• _Your objective_: Write out the records beneath this line exactly as they appear, minus any images.

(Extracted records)
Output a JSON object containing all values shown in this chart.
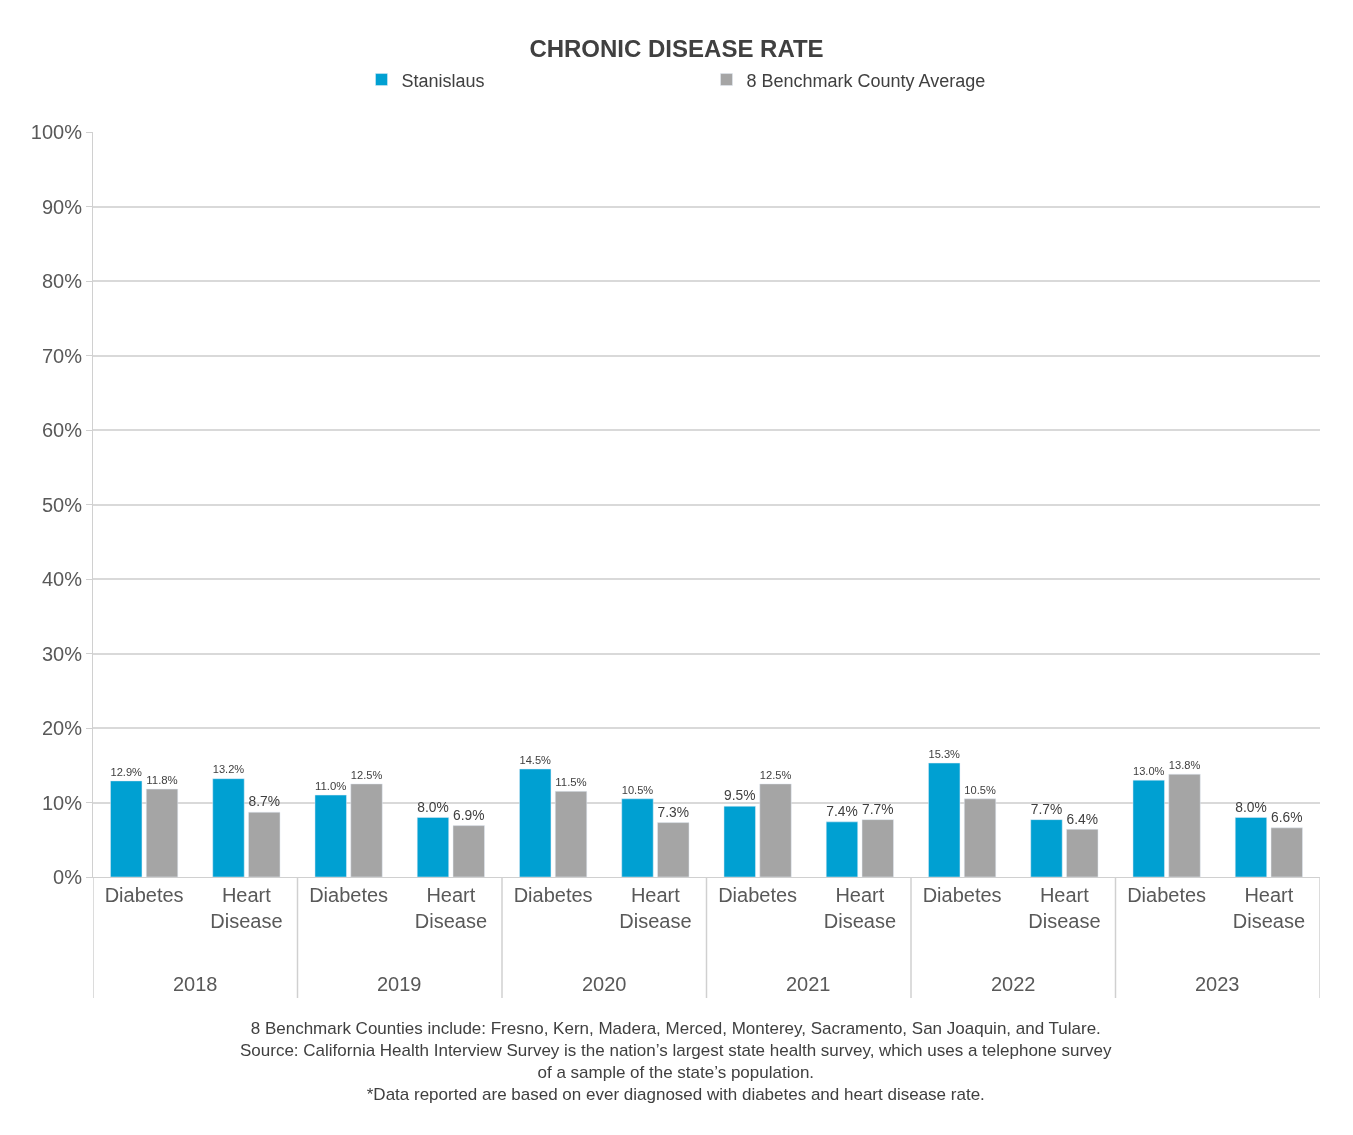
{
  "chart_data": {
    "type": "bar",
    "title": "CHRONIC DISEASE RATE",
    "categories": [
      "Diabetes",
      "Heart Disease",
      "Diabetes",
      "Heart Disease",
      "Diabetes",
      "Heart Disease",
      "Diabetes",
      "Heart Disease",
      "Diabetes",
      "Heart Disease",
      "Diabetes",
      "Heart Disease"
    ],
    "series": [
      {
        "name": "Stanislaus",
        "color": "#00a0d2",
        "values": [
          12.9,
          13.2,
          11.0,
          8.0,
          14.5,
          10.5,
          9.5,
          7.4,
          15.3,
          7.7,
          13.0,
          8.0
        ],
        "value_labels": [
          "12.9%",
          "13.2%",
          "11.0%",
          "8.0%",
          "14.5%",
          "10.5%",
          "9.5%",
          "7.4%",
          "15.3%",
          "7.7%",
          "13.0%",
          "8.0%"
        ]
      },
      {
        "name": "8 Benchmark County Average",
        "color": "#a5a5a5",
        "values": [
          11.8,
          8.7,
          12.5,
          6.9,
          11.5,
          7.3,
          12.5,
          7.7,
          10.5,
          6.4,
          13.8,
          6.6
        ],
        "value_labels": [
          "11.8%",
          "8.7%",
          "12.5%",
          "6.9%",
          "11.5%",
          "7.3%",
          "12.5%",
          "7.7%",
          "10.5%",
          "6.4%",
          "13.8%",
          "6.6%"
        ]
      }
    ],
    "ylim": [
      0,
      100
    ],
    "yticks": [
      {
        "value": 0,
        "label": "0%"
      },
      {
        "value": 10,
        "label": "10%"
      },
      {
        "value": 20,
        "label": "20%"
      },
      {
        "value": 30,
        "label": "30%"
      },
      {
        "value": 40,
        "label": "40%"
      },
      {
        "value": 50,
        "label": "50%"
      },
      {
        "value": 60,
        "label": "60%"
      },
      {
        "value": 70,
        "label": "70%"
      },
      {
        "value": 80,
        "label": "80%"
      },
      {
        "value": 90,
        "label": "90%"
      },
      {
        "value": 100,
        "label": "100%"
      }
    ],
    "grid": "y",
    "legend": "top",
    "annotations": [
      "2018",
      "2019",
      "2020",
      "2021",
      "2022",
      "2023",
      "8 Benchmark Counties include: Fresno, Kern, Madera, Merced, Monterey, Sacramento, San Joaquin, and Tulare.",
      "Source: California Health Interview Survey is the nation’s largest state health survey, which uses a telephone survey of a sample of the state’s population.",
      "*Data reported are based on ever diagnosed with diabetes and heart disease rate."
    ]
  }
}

• _Output of the task_:
Output a JSON object containing all values shown in this chart.
{
  "chart_data": {
    "type": "bar",
    "title": "CHRONIC DISEASE RATE",
    "categories": [
      "Diabetes",
      "Heart Disease",
      "Diabetes",
      "Heart Disease",
      "Diabetes",
      "Heart Disease",
      "Diabetes",
      "Heart Disease",
      "Diabetes",
      "Heart Disease",
      "Diabetes",
      "Heart Disease"
    ],
    "series": [
      {
        "name": "Stanislaus",
        "color": "#00a0d2",
        "values": [
          12.9,
          13.2,
          11.0,
          8.0,
          14.5,
          10.5,
          9.5,
          7.4,
          15.3,
          7.7,
          13.0,
          8.0
        ],
        "value_labels": [
          "12.9%",
          "13.2%",
          "11.0%",
          "8.0%",
          "14.5%",
          "10.5%",
          "9.5%",
          "7.4%",
          "15.3%",
          "7.7%",
          "13.0%",
          "8.0%"
        ]
      },
      {
        "name": "8 Benchmark County Average",
        "color": "#a5a5a5",
        "values": [
          11.8,
          8.7,
          12.5,
          6.9,
          11.5,
          7.3,
          12.5,
          7.7,
          10.5,
          6.4,
          13.8,
          6.6
        ],
        "value_labels": [
          "11.8%",
          "8.7%",
          "12.5%",
          "6.9%",
          "11.5%",
          "7.3%",
          "12.5%",
          "7.7%",
          "10.5%",
          "6.4%",
          "13.8%",
          "6.6%"
        ]
      }
    ],
    "ylim": [
      0,
      100
    ],
    "yticks": [
      {
        "value": 0,
        "label": "0%"
      },
      {
        "value": 10,
        "label": "10%"
      },
      {
        "value": 20,
        "label": "20%"
      },
      {
        "value": 30,
        "label": "30%"
      },
      {
        "value": 40,
        "label": "40%"
      },
      {
        "value": 50,
        "label": "50%"
      },
      {
        "value": 60,
        "label": "60%"
      },
      {
        "value": 70,
        "label": "70%"
      },
      {
        "value": 80,
        "label": "80%"
      },
      {
        "value": 90,
        "label": "90%"
      },
      {
        "value": 100,
        "label": "100%"
      }
    ],
    "grid": "y",
    "legend": "top",
    "annotations": [
      "2018",
      "2019",
      "2020",
      "2021",
      "2022",
      "2023",
      "8 Benchmark Counties include: Fresno, Kern, Madera, Merced, Monterey, Sacramento, San Joaquin, and Tulare.",
      "Source: California Health Interview Survey is the nation’s largest state health survey, which uses a telephone survey of a sample of the state’s population.",
      "*Data reported are based on ever diagnosed with diabetes and heart disease rate."
    ]
  }
}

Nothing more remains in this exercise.